_TASK DIRECTIONS_
Scan the data for lines with "médio" and report the count by itself.
▬▬▬▬▬▬
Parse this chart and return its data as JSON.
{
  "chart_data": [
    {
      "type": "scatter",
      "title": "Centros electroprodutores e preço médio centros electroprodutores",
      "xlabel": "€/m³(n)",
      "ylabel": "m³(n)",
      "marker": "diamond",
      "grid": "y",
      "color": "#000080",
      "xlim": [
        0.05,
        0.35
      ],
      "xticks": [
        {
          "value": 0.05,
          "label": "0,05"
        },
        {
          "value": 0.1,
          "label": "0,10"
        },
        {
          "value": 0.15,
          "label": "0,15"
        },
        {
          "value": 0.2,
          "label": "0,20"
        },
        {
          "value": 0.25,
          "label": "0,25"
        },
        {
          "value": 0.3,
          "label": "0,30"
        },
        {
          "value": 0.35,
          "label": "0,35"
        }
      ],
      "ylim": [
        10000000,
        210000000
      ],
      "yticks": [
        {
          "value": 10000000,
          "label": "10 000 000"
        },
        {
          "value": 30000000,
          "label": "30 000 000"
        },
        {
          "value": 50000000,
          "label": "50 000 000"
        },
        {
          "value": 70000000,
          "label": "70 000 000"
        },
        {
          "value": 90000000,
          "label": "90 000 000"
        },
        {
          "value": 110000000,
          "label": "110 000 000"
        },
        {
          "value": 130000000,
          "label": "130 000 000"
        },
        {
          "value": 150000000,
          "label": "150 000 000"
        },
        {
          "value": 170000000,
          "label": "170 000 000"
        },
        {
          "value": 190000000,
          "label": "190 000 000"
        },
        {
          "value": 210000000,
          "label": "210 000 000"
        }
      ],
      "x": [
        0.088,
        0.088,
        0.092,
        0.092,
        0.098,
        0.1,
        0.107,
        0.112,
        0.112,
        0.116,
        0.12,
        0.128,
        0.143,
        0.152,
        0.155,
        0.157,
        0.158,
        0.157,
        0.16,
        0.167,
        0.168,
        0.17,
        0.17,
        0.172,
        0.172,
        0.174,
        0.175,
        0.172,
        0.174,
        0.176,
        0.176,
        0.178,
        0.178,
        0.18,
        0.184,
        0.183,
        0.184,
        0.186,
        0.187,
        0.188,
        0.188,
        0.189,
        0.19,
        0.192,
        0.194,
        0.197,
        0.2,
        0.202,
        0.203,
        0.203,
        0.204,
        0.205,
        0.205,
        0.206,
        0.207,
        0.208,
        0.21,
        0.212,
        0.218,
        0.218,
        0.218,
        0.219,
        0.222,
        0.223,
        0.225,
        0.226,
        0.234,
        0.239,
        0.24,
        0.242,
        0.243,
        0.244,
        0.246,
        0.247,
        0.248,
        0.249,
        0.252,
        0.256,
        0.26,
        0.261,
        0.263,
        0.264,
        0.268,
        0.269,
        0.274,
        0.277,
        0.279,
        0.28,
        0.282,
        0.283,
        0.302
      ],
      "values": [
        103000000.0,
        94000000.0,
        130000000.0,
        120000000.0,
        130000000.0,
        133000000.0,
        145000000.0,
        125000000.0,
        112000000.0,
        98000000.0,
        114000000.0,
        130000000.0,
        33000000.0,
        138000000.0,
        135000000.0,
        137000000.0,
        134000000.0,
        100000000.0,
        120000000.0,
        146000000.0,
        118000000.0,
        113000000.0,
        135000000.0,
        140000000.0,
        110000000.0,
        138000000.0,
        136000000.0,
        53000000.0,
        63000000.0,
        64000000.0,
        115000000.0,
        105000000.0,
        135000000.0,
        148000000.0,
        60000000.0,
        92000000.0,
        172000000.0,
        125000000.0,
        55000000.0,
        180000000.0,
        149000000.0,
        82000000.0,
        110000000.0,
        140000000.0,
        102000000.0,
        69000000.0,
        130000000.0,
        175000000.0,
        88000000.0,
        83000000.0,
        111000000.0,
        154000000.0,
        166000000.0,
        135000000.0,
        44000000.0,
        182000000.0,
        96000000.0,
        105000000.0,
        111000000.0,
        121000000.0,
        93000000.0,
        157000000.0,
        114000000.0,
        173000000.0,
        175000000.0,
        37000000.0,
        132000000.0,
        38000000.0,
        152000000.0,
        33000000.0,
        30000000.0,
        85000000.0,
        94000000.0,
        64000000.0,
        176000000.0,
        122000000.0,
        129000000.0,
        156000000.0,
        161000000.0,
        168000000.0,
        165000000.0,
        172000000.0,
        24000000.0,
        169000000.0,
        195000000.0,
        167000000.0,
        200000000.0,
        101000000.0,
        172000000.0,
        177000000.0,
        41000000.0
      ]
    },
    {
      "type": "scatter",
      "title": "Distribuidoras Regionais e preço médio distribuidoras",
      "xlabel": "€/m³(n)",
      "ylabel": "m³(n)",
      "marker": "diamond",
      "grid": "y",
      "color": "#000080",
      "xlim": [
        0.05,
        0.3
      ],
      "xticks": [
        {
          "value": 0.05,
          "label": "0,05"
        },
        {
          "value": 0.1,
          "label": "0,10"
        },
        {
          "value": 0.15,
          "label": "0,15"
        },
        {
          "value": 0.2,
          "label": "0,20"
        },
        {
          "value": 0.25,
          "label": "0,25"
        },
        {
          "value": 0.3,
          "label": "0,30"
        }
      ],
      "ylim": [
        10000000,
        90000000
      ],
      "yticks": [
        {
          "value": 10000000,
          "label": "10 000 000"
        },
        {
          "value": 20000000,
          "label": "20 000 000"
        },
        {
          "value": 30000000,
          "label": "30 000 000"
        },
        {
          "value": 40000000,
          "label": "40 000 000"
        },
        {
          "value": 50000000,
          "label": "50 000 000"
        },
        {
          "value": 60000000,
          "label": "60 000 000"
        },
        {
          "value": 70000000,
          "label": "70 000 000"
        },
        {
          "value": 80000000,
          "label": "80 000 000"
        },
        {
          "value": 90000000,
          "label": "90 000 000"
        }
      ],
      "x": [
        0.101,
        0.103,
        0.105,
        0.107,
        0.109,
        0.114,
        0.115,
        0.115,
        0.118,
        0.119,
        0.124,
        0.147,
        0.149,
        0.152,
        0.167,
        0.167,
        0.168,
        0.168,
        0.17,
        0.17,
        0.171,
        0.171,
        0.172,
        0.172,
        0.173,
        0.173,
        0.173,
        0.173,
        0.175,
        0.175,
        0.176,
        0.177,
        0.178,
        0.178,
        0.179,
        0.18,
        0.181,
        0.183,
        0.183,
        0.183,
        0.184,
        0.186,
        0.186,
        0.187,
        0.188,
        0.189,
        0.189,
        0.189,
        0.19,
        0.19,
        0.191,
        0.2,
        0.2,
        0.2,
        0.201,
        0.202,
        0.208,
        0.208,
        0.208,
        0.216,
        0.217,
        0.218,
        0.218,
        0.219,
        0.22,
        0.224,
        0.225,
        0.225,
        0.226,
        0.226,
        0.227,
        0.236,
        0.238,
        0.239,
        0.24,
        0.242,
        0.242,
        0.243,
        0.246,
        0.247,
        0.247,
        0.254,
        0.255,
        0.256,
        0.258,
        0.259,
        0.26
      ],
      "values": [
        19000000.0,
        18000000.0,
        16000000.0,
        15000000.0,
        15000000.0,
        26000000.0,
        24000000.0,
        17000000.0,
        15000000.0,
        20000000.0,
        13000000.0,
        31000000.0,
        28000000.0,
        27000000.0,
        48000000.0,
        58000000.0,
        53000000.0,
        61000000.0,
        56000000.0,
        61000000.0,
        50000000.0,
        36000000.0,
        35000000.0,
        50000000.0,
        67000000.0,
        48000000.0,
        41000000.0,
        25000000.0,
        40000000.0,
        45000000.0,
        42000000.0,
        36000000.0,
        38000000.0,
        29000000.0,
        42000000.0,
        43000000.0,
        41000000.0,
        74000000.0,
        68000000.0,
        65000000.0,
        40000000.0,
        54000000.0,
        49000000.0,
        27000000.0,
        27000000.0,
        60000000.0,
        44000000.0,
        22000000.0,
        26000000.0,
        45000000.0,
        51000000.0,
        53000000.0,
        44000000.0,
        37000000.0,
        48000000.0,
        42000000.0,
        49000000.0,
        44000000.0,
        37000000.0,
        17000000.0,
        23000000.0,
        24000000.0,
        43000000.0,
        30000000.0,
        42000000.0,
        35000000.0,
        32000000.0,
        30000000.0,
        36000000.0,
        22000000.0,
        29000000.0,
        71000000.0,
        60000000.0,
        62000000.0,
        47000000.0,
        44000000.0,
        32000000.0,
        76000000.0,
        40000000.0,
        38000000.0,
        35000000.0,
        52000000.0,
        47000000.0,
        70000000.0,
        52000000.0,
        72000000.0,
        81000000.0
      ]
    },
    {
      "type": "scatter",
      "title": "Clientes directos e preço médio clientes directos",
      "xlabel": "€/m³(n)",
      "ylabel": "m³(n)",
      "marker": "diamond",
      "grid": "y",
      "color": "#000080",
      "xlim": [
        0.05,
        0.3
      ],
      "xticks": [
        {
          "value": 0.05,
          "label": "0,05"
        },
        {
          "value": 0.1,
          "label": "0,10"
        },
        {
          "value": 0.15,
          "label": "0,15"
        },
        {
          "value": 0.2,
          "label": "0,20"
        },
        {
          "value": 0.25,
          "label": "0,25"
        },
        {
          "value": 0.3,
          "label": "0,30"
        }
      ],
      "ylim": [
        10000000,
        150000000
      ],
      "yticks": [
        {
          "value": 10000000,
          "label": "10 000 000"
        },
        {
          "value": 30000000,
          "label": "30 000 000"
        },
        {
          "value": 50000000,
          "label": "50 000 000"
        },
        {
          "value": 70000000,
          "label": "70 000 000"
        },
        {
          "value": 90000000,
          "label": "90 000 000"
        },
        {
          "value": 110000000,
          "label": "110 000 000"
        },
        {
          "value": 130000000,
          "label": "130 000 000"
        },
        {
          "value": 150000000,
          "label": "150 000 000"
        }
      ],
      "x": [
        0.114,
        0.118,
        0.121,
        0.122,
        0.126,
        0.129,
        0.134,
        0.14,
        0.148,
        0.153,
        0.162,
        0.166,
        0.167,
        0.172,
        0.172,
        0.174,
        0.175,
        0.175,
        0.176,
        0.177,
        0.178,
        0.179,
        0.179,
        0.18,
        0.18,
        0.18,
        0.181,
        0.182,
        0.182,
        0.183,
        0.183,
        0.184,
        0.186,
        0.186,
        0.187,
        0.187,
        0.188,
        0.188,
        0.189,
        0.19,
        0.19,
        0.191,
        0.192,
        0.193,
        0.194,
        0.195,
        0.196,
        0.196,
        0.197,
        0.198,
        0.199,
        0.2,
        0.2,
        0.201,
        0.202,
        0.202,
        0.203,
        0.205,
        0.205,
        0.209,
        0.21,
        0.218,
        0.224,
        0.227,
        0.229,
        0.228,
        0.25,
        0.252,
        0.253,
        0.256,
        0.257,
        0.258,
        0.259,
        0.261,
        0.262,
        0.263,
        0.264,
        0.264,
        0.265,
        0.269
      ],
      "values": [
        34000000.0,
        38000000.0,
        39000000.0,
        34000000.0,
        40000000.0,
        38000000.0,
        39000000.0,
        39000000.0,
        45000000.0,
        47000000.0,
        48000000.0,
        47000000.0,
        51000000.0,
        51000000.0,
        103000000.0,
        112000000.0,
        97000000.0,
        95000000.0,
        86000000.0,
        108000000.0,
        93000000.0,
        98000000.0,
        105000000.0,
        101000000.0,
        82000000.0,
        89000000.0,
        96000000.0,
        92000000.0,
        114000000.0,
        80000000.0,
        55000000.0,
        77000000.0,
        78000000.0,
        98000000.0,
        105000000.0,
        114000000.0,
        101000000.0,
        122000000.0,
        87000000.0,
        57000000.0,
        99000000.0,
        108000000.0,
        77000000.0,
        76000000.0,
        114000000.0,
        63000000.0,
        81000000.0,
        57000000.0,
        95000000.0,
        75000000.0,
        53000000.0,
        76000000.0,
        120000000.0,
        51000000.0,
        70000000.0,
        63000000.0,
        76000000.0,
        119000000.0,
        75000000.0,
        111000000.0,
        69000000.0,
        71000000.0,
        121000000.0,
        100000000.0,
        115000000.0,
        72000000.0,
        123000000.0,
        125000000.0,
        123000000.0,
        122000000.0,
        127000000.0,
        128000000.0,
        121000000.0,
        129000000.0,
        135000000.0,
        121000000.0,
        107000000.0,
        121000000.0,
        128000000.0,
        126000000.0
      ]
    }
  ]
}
▬▬▬▬▬▬
_EXERCISE RESPONSE_
3